• _WHAT THE EXERCISE ASKS_: Pick out every line holding the string "left" and copy it.

• _Dataset entries on figures_:
================================
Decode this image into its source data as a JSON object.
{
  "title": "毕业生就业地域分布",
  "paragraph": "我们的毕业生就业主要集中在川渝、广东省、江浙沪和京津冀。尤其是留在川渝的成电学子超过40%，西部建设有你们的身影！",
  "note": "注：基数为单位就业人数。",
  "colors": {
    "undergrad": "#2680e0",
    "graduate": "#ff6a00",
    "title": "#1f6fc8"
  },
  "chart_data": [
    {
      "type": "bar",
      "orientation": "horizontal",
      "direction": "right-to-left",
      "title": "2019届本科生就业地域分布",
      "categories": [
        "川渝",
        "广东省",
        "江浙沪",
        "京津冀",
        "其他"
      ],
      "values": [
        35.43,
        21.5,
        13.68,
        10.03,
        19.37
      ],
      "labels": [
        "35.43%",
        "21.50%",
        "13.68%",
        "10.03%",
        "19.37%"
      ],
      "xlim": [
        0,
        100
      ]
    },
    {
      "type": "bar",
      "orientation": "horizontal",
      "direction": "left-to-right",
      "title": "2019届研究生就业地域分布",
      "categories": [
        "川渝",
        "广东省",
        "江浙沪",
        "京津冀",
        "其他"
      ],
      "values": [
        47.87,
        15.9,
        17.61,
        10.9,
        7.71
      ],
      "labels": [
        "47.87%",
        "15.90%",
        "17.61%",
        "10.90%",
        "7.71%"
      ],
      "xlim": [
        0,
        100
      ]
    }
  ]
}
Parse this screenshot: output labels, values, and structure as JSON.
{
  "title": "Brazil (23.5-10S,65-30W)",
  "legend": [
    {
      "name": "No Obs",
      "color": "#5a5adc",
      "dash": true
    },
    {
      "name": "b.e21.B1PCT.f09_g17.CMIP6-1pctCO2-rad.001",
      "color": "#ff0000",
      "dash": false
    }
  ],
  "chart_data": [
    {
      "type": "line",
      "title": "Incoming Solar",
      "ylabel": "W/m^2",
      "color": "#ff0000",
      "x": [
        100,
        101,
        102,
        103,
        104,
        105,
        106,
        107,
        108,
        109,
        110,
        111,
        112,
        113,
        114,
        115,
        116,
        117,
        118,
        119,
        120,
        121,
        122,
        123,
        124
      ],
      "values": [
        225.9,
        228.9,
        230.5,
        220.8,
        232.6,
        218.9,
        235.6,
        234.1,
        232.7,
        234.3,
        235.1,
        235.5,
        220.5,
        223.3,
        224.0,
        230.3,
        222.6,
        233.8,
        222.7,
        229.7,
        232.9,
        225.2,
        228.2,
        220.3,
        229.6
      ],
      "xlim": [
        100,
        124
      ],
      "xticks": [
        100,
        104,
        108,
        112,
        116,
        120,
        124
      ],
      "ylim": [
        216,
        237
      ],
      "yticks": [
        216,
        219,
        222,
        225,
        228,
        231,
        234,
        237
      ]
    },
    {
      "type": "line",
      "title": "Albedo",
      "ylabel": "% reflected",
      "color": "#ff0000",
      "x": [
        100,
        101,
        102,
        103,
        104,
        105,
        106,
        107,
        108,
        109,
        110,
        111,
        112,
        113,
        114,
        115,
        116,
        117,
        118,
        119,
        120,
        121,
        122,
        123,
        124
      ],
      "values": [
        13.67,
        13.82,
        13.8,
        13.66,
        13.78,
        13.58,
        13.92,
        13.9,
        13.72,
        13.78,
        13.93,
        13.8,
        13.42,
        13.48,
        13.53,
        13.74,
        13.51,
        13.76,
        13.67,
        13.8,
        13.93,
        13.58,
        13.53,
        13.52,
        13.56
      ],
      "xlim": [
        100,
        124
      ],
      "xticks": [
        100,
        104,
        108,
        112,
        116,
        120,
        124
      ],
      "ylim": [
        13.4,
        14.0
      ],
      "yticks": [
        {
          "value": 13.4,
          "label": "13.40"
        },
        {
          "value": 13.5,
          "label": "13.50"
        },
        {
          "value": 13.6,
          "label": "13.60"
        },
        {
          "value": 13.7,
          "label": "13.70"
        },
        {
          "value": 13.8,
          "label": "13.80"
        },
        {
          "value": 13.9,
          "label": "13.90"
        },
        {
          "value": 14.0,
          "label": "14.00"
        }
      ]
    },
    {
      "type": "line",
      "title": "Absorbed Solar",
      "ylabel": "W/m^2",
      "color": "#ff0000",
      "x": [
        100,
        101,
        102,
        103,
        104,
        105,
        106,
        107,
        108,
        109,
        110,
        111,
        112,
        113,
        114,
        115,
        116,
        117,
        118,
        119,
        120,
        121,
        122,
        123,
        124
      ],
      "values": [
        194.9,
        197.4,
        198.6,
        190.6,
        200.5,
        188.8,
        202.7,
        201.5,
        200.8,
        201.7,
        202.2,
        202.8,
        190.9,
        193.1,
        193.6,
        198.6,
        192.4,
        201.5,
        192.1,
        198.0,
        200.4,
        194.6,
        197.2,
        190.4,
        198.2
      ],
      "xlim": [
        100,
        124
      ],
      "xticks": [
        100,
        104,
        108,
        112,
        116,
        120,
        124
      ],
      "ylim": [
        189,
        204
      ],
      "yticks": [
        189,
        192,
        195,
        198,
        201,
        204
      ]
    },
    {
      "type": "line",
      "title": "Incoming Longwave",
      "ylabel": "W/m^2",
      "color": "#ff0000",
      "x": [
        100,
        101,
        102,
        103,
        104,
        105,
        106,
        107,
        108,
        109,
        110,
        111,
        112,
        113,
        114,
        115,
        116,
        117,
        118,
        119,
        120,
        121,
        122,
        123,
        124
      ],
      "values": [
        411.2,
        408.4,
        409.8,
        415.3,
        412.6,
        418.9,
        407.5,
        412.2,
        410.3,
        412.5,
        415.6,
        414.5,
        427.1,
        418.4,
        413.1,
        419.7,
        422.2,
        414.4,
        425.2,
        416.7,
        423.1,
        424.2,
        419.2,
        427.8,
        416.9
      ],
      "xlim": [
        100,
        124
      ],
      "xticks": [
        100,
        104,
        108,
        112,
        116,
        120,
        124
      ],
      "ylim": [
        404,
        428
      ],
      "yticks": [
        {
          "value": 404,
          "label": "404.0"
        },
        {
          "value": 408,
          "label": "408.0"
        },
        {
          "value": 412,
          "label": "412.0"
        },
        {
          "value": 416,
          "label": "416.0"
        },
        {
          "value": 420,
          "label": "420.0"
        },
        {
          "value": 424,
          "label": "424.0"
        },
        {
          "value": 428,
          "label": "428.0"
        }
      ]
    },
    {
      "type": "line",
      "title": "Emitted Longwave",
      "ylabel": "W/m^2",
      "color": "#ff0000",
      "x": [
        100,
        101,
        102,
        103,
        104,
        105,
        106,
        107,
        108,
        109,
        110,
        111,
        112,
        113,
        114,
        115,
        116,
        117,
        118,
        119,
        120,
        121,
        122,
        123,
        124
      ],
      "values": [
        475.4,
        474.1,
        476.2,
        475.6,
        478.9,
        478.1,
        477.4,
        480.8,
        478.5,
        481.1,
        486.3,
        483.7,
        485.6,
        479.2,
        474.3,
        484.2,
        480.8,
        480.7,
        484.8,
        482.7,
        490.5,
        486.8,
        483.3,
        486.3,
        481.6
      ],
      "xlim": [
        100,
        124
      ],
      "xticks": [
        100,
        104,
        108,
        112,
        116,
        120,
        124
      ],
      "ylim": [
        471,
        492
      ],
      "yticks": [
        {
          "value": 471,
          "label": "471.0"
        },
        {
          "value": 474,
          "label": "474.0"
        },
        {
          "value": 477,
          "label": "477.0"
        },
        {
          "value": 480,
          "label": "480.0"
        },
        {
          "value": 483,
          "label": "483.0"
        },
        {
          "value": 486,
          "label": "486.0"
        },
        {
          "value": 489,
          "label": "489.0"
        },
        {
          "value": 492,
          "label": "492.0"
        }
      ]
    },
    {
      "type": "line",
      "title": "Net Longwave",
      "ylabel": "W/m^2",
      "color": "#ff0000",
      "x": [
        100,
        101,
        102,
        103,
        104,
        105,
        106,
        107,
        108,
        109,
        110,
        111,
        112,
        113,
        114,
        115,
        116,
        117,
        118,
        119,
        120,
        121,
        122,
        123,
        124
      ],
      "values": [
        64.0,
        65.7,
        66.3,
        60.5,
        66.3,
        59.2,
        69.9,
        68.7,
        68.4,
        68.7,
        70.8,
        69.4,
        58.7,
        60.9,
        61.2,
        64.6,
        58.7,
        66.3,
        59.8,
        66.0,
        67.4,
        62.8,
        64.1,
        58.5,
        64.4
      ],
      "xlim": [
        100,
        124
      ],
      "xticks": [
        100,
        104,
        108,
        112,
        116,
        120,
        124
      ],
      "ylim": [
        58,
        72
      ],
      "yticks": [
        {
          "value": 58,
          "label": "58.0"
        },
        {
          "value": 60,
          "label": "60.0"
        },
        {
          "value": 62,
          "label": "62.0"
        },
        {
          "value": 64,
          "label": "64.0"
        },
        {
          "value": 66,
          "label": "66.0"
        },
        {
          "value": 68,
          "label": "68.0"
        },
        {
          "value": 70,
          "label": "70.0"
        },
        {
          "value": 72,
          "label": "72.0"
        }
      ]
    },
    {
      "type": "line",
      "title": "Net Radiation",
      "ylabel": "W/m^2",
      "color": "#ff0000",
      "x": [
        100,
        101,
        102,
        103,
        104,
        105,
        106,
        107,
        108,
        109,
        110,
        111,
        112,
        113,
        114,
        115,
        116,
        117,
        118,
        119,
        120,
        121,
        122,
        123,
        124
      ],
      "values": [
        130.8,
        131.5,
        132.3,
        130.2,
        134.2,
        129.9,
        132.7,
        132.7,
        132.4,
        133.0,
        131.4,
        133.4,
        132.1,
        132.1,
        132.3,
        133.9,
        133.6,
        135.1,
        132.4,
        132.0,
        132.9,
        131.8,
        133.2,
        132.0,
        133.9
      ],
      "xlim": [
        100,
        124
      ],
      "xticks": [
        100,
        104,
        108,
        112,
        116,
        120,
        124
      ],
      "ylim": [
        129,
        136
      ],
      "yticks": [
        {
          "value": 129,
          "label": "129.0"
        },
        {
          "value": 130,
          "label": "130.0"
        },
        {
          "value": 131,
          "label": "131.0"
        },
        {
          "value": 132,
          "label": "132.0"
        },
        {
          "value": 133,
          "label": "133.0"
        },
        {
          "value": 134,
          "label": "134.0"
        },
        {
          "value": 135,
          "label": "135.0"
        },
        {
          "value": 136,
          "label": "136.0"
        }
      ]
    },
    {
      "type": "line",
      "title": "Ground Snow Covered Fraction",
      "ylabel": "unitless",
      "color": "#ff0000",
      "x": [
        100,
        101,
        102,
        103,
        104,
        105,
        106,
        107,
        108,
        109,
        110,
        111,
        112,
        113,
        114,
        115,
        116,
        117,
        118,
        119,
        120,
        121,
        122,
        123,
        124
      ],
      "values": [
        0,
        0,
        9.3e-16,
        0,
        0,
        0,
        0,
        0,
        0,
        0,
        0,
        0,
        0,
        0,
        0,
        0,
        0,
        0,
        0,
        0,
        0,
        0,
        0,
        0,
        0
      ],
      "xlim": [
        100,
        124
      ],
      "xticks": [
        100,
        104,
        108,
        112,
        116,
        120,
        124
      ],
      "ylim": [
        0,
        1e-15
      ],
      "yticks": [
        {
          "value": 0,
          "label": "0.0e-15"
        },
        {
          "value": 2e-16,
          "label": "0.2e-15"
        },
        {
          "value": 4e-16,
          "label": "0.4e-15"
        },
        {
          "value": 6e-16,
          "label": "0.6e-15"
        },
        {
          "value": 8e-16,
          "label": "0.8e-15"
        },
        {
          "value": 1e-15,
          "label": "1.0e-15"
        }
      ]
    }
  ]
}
================================
• _TASK RESULT_:
      "direction": "right-to-left",
      "direction": "left-to-right",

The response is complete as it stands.